**REQUEST:** Pull every line containing the word "JSON" from the records.

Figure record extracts
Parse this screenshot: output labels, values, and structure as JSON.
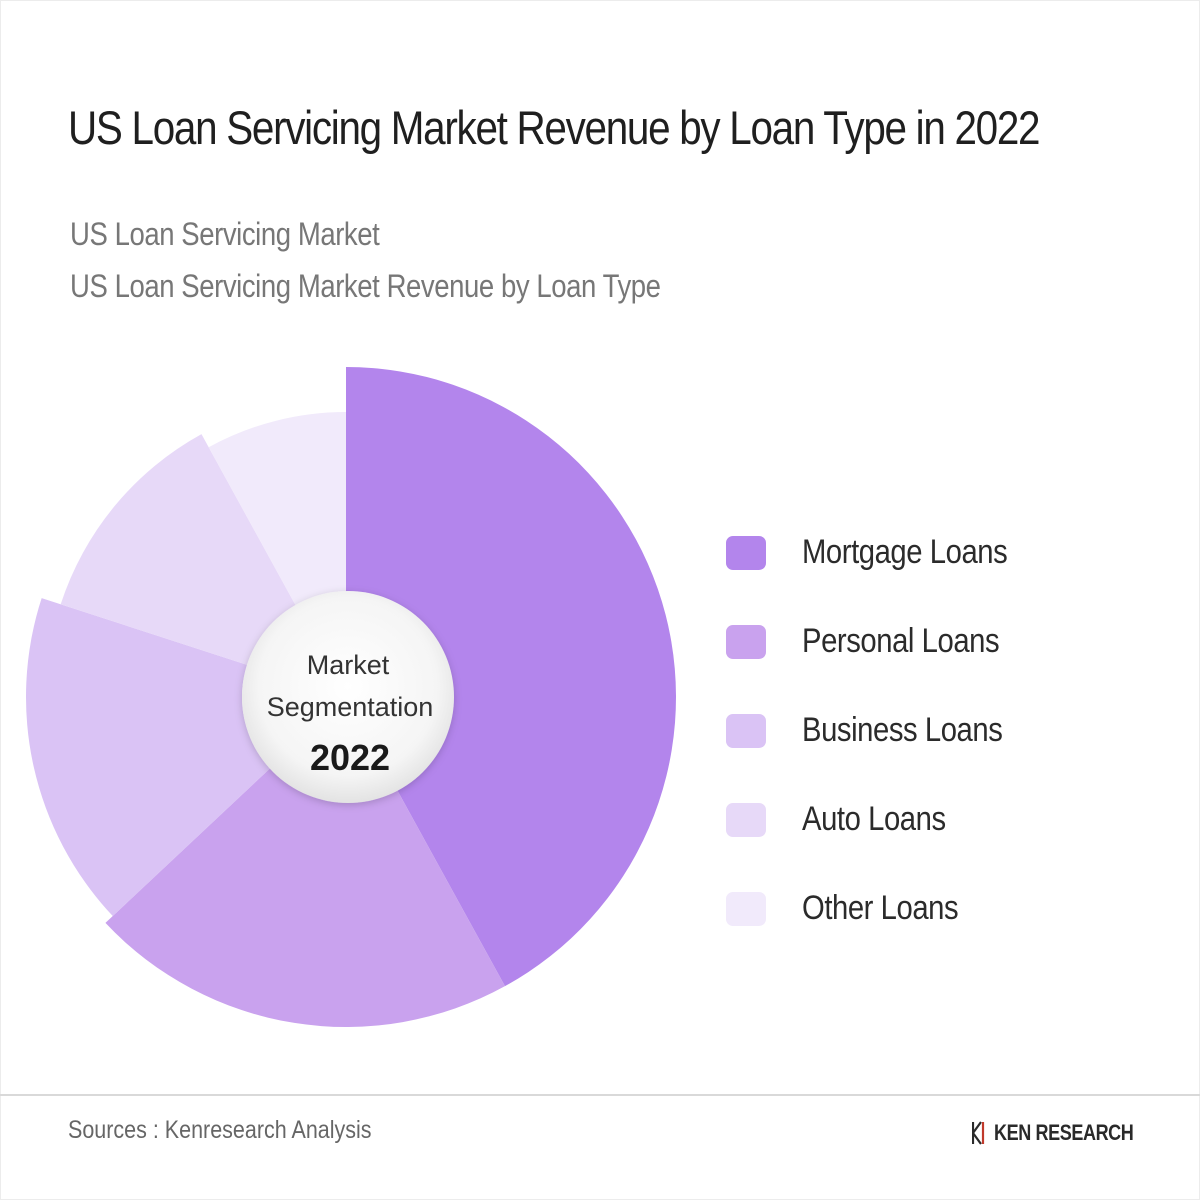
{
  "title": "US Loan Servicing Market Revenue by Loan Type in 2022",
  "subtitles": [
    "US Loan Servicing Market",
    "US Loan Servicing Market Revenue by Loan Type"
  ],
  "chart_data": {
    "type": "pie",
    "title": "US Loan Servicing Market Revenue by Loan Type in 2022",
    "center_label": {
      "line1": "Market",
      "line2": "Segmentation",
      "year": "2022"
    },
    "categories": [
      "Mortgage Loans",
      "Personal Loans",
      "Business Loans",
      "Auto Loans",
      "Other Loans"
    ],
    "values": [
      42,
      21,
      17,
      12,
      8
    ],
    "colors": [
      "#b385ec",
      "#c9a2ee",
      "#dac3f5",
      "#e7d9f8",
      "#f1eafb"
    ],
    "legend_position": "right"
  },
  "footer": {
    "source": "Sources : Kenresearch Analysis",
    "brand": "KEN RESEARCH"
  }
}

* * *

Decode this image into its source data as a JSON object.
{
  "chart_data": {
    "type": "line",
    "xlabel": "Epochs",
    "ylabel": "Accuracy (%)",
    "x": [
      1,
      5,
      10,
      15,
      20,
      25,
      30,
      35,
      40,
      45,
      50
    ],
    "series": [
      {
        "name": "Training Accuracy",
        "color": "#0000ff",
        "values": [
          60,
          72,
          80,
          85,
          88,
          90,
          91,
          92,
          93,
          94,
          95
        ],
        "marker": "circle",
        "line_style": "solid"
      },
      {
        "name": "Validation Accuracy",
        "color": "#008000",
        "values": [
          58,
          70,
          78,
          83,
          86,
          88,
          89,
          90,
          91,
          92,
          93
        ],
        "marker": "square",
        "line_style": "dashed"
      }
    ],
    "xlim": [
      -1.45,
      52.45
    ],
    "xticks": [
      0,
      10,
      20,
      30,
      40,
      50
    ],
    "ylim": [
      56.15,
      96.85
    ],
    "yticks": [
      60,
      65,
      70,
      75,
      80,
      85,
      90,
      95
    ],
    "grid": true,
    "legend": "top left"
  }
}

**THE COMPLETED TASK:**
Parse this screenshot: output labels, values, and structure as JSON.
Decode this image into its source data as a JSON object.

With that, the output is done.